**What the task asks**
Report each line of the data that includes the word "воздухонагреватель".

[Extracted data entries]
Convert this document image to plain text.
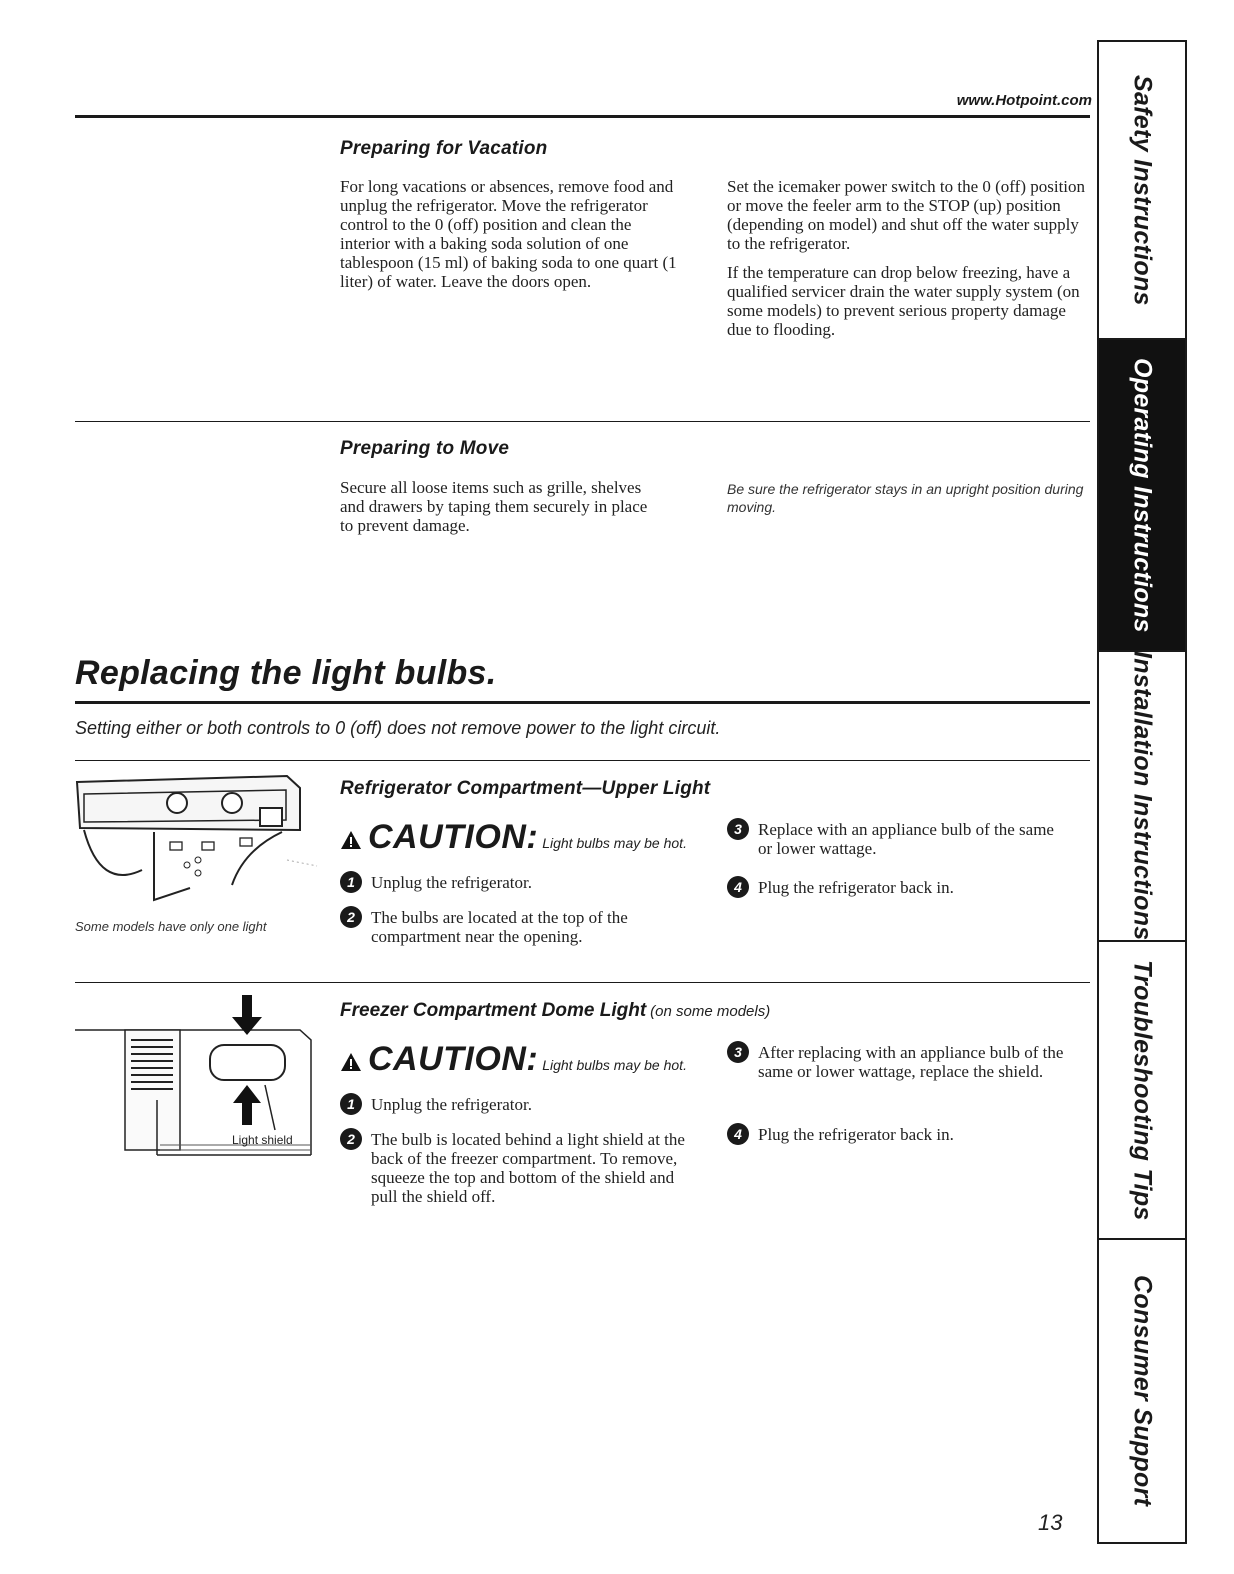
www.Hotpoint.com
Preparing for Vacation
For long vacations or absences, remove food and unplug the refrigerator. Move the refrigerator control to the 0 (off) position and clean the interior with a baking soda solution of one tablespoon (15 ml) of baking soda to one quart (1 liter) of water. Leave the doors open.

Set the icemaker power switch to the 0 (off) position or move the feeler arm to the STOP (up) position (depending on model) and shut off the water supply to the refrigerator.

If the temperature can drop below freezing, have a qualified servicer drain the water supply system (on some models) to prevent serious property damage due to flooding.

Preparing to Move
Secure all loose items such as grille, shelves and drawers by taping them securely in place to prevent damage.
Be sure the refrigerator stays in an upright position during moving.
Replacing the light bulbs.
Setting either or both controls to 0 (off) does not remove power to the light circuit.
Some models have only one light
Refrigerator Compartment—Upper Light
CAUTION: Light bulbs may be hot.
1 Unplug the refrigerator.
2 The bulbs are located at the top of the compartment near the opening.
3 Replace with an appliance bulb of the same or lower wattage.
4 Plug the refrigerator back in.
Light shield
Freezer Compartment Dome Light (on some models)
CAUTION: Light bulbs may be hot.
1 Unplug the refrigerator.
2 The bulb is located behind a light shield at the back of the freezer compartment. To remove, squeeze the top and bottom of the shield and pull the shield off.
3 After replacing with an appliance bulb of the same or lower wattage, replace the shield.
4 Plug the refrigerator back in.
13
Safety Instructions
Operating Instructions
Installation Instructions
Troubleshooting Tips
Consumer Support
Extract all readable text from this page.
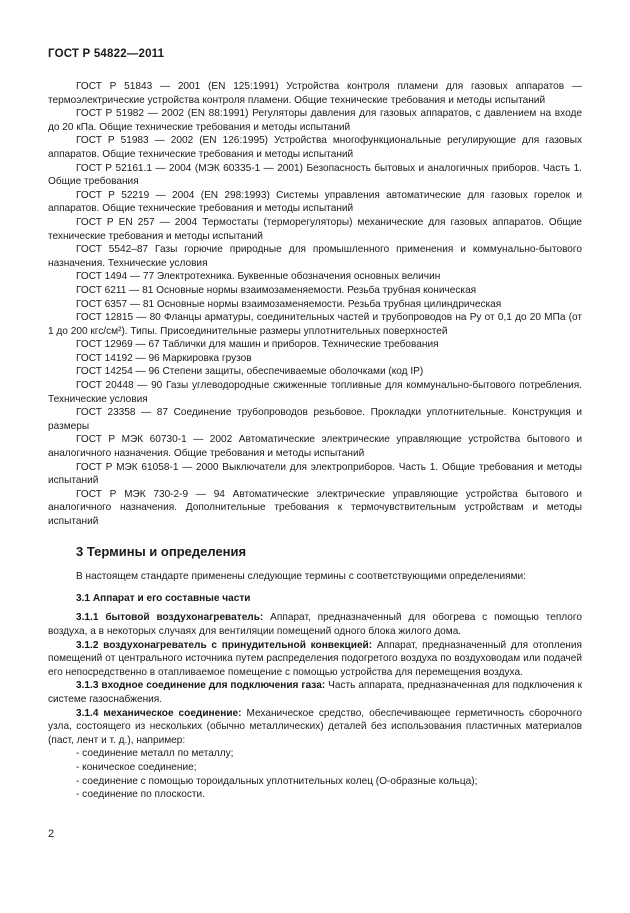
ГОСТ Р 54822—2011

ГОСТ Р 51843 — 2001 (EN 125:1991) Устройства контроля пламени для газовых аппаратов — термоэлектрические устройства контроля пламени. Общие технические требования и методы испытаний

ГОСТ Р 51982 — 2002 (EN 88:1991) Регуляторы давления для газовых аппаратов, с давлением на входе до 20 кПа. Общие технические требования и методы испытаний

ГОСТ Р 51983 — 2002 (EN 126:1995) Устройства многофункциональные регулирующие для газовых аппаратов. Общие технические требования и методы испытаний

ГОСТ Р 52161.1 — 2004 (МЭК 60335-1 — 2001) Безопасность бытовых и аналогичных приборов. Часть 1. Общие требования

ГОСТ Р 52219 — 2004 (EN 298:1993) Системы управления автоматические для газовых горелок и аппаратов. Общие технические требования и методы испытаний

ГОСТ Р EN 257 — 2004 Термостаты (терморегуляторы) механические для газовых аппаратов. Общие технические требования и методы испытаний

ГОСТ 5542–87 Газы горючие природные для промышленного применения и коммунально-бытового назначения. Технические условия

ГОСТ 1494 — 77 Электротехника. Буквенные обозначения основных величин

ГОСТ 6211 — 81 Основные нормы взаимозаменяемости. Резьба трубная коническая

ГОСТ 6357 — 81 Основные нормы взаимозаменяемости. Резьба трубная цилиндрическая

ГОСТ 12815 — 80 Фланцы арматуры, соединительных частей и трубопроводов на Ру от 0,1 до 20 МПа (от 1 до 200 кгс/см²). Типы. Присоединительные размеры уплотнительных поверхностей

ГОСТ 12969 — 67 Таблички для машин и приборов. Технические требования

ГОСТ 14192 — 96 Маркировка грузов

ГОСТ 14254 — 96 Степени защиты, обеспечиваемые оболочками (код IP)

ГОСТ 20448 — 90 Газы углеводородные сжиженные топливные для коммунально-бытового потребления. Технические условия

ГОСТ 23358 — 87 Соединение трубопроводов резьбовое. Прокладки уплотнительные. Конструкция и размеры

ГОСТ Р МЭК 60730-1 — 2002 Автоматические электрические управляющие устройства бытового и аналогичного назначения. Общие требования и методы испытаний

ГОСТ Р МЭК 61058-1 — 2000 Выключатели для электроприборов. Часть 1. Общие требования и методы испытаний

ГОСТ Р МЭК 730-2-9 — 94 Автоматические электрические управляющие устройства бытового и аналогичного назначения. Дополнительные требования к термочувствительным устройствам и методы испытаний

3 Термины и определения

В настоящем стандарте применены следующие термины с соответствующими определениями:

3.1 Аппарат и его составные части

3.1.1 бытовой воздухонагреватель: Аппарат, предназначенный для обогрева с помощью теплого воздуха, а в некоторых случаях для вентиляции помещений одного блока жилого дома.

3.1.2 воздухонагреватель с принудительной конвекцией: Аппарат, предназначенный для отопления помещений от центрального источника путем распределения подогретого воздуха по воздуховодам или подачей его непосредственно в отапливаемое помещение с помощью устройства для перемещения воздуха.

3.1.3 входное соединение для подключения газа: Часть аппарата, предназначенная для подключения к системе газоснабжения.

3.1.4 механическое соединение: Механическое средство, обеспечивающее герметичность сборочного узла, состоящего из нескольких (обычно металлических) деталей без использования пластичных материалов (паст, лент и т. д.), например:

- соединение металл по металлу;
- коническое соединение;
- соединение с помощью тороидальных уплотнительных колец (О-образные кольца);
- соединение по плоскости.
2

**Exercise response**
3.1.1 бытовой воздухонагреватель: Аппарат, предназначенный для обогрева с помощью теплого воздуха, а в некоторых случаях для вентиляции помещений одного блока жилого дома.
3.1.2 воздухонагреватель с принудительной конвекцией: Аппарат, предназначенный для отопления помещений от центрального источника путем распределения подогретого воздуха по воздуховодам или подачей его непосредственно в отапливаемое помещение с помощью устройства для перемещения воздуха.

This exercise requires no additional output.